### RECORD SET

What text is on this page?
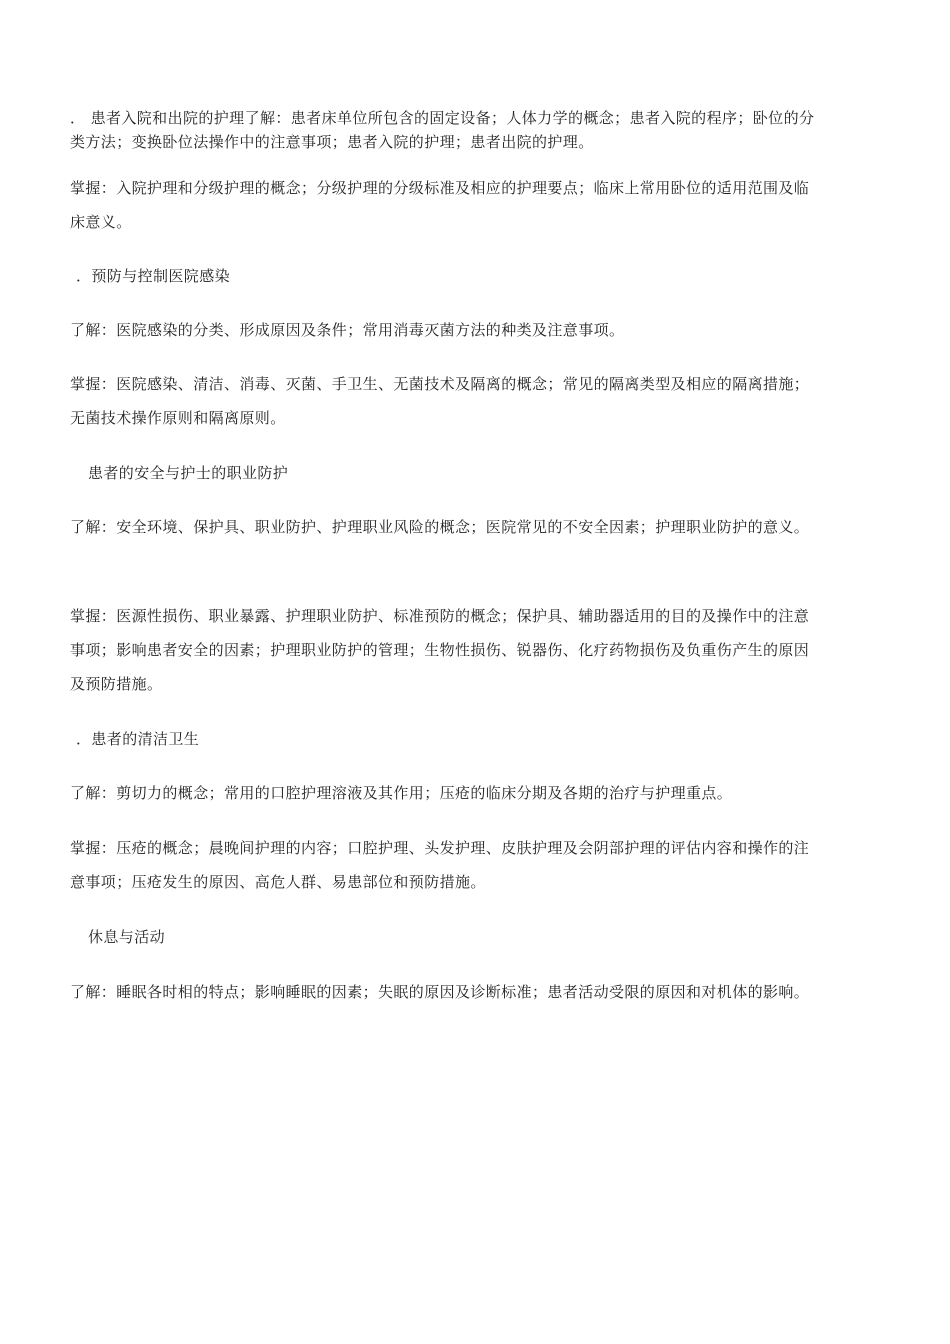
． 患者入院和出院的护理了解：患者床单位所包含的固定设备；人体力学的概念；患者入院的程序；卧位的分类方法；变换卧位法操作中的注意事项；患者入院的护理；患者出院的护理。

掌握：入院护理和分级护理的概念；分级护理的分级标准及相应的护理要点；临床上常用卧位的适用范围及临床意义。

．预防与控制医院感染

了解：医院感染的分类、形成原因及条件；常用消毒灭菌方法的种类及注意事项。

掌握：医院感染、清洁、消毒、灭菌、手卫生、无菌技术及隔离的概念；常见的隔离类型及相应的隔离措施；无菌技术操作原则和隔离原则。

患者的安全与护士的职业防护

了解：安全环境、保护具、职业防护、护理职业风险的概念；医院常见的不安全因素；护理职业防护的意义。

掌握：医源性损伤、职业暴露、护理职业防护、标准预防的概念；保护具、辅助器适用的目的及操作中的注意事项；影响患者安全的因素；护理职业防护的管理；生物性损伤、锐器伤、化疗药物损伤及负重伤产生的原因及预防措施。

．患者的清洁卫生

了解：剪切力的概念；常用的口腔护理溶液及其作用；压疮的临床分期及各期的治疗与护理重点。

掌握：压疮的概念；晨晚间护理的内容；口腔护理、头发护理、皮肤护理及会阴部护理的评估内容和操作的注意事项；压疮发生的原因、高危人群、易患部位和预防措施。

休息与活动

了解：睡眠各时相的特点；影响睡眠的因素；失眠的原因及诊断标准；患者活动受限的原因和对机体的影响。
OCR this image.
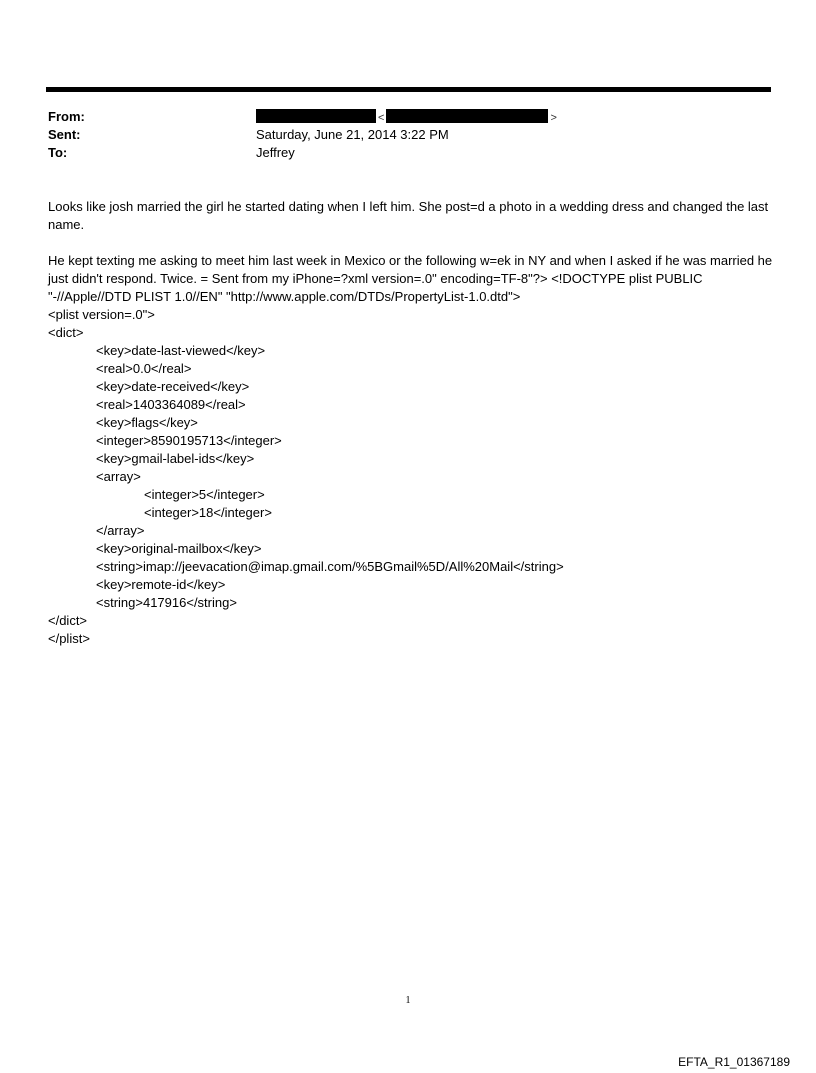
From:	<	>
Sent:	Saturday, June 21, 2014 3:22 PM
To:	Jeffrey

Looks like josh married the girl he started dating when I left him. She post=d a photo in a wedding dress and changed the last name.

He kept texting me asking to meet him last week in Mexico or the following w=ek in NY and when I asked if he was married he just didn't respond. Twice. = Sent from my iPhone=?xml version=.0" encoding=TF-8"?> <!DOCTYPE plist PUBLIC "-//Apple//DTD PLIST 1.0//EN" "http://www.apple.com/DTDs/PropertyList-1.0.dtd">

<plist version=.0">
<dict>
<key>date-last-viewed</key>
<real>0.0</real>
<key>date-received</key>
<real>1403364089</real>
<key>flags</key>
<integer>8590195713</integer>
<key>gmail-label-ids</key>
<array>
<integer>5</integer>
<integer>18</integer>
</array>
<key>original-mailbox</key>
<string>imap://jeevacation@imap.gmail.com/%5BGmail%5D/All%20Mail</string>
<key>remote-id</key>
<string>417916</string>
</dict>
</plist>
1
EFTA_R1_01367189
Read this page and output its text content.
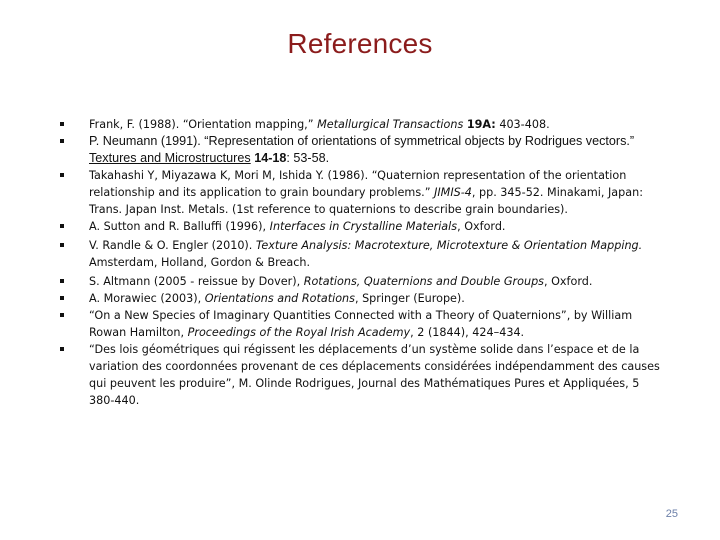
References
Frank, F. (1988). “Orientation mapping,” Metallurgical Transactions 19A: 403-408.
P. Neumann (1991). “Representation of orientations of symmetrical objects by Rodrigues vectors.” Textures and Microstructures 14-18: 53-58.
Takahashi Y, Miyazawa K, Mori M, Ishida Y. (1986). “Quaternion representation of the orientation relationship and its application to grain boundary problems.” JIMIS-4, pp. 345-52. Minakami, Japan: Trans. Japan Inst. Metals. (1st reference to quaternions to describe grain boundaries).
A. Sutton and R. Balluffi (1996), Interfaces in Crystalline Materials, Oxford.
V. Randle & O. Engler (2010). Texture Analysis: Macrotexture, Microtexture & Orientation Mapping. Amsterdam, Holland, Gordon & Breach.
S. Altmann (2005 - reissue by Dover), Rotations, Quaternions and Double Groups, Oxford.
A. Morawiec (2003), Orientations and Rotations, Springer (Europe).
“On a New Species of Imaginary Quantities Connected with a Theory of Quaternions”, by William Rowan Hamilton, Proceedings of the Royal Irish Academy, 2 (1844), 424–434.
“Des lois géométriques qui régissent les déplacements d’un système solide dans l’espace et de la variation des coordonnées provenant de ces déplacements considérées indépendamment des causes qui peuvent les produire”, M. Olinde Rodrigues, Journal des Mathématiques Pures et Appliquées, 5 380-440.
25
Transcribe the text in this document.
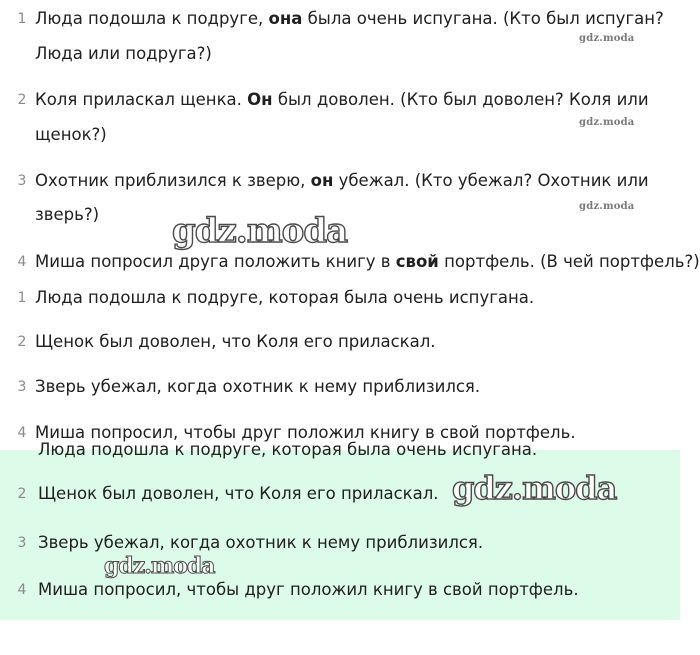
1 Люда подошла к подруге, она была очень испугана. (Кто был испуган?
Люда или подруга?)
2 Коля приласкал щенка. Он был доволен. (Кто был доволен? Коля или
щенок?)
3 Охотник приблизился к зверю, он убежал. (Кто убежал? Охотник или
зверь?)
4 Миша попросил друга положить книгу в свой портфель. (В чей портфель?)
1 Люда подошла к подруге, которая была очень испугана.
2 Щенок был доволен, что Коля его приласкал.
3 Зверь убежал, когда охотник к нему приблизился.
4 Миша попросил, чтобы друг положил книгу в свой портфель.
Люда подошла к подруге, которая была очень испугана.
2 Щенок был доволен, что Коля его приласкал.
3 Зверь убежал, когда охотник к нему приблизился.
4 Миша попросил, чтобы друг положил книгу в свой портфель.
gdz.moda
gdz.moda
gdz.moda
gdz.moda
gdz.moda
gdz.moda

### WRITTEN PROBLEM
With pictures omitted, copy exactly the lines from the one containing "Transcribe the text in this document." through the final line of the listing, both included.

### THE ANSWER
Transcribe the text in this document.
1 Люда подошла к подруге, она была очень испугана. (Кто был испуган?
Люда или подруга?)
2 Коля приласкал щенка. Он был доволен. (Кто был доволен? Коля или
щенок?)
3 Охотник приблизился к зверю, он убежал. (Кто убежал? Охотник или
зверь?)
4 Миша попросил друга положить книгу в свой портфель. (В чей портфель?)
1 Люда подошла к подруге, которая была очень испугана.
2 Щенок был доволен, что Коля его приласкал.
3 Зверь убежал, когда охотник к нему приблизился.
4 Миша попросил, чтобы друг положил книгу в свой портфель.
Люда подошла к подруге, которая была очень испугана.
2 Щенок был доволен, что Коля его приласкал.
3 Зверь убежал, когда охотник к нему приблизился.
4 Миша попросил, чтобы друг положил книгу в свой портфель.
gdz.moda
gdz.moda
gdz.moda
gdz.moda
gdz.moda
gdz.moda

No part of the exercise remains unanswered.